- EXTRACTED DATA
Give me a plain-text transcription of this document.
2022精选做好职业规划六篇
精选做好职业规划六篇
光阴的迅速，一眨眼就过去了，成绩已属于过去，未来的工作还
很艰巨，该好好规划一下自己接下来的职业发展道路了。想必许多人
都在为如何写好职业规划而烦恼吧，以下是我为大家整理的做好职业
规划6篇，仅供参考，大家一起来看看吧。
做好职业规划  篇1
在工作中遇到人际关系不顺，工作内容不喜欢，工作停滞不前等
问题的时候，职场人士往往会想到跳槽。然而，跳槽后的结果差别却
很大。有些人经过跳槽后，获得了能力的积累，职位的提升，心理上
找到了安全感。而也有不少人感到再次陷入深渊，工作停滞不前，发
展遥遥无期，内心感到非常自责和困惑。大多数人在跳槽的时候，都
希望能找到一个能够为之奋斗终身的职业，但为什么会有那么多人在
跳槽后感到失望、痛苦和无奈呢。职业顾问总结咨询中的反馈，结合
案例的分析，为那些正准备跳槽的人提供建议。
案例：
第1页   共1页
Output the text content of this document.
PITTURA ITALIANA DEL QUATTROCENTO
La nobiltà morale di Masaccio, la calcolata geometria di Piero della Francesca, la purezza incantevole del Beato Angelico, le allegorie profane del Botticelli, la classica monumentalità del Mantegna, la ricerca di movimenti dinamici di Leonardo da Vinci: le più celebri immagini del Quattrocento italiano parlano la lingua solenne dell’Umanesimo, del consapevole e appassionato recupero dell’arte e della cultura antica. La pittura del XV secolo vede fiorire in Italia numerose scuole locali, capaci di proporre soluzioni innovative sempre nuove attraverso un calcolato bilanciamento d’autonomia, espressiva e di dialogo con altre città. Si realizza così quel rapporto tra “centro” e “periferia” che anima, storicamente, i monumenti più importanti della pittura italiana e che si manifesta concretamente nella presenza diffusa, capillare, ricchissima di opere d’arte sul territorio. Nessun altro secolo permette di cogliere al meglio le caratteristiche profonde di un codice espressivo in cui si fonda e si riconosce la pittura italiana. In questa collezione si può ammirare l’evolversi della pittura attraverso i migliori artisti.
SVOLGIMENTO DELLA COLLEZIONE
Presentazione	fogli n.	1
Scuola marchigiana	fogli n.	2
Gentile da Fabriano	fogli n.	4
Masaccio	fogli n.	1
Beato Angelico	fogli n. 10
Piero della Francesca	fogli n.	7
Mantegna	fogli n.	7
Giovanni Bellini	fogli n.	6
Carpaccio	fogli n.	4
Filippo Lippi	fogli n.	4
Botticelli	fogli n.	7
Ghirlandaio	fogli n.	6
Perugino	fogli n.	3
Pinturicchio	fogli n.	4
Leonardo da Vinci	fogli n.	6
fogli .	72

- WHAT IS NEEDED
Tell how many lines in the records above contain "this", giving the number and no other words.

- TASK OUTPUT
2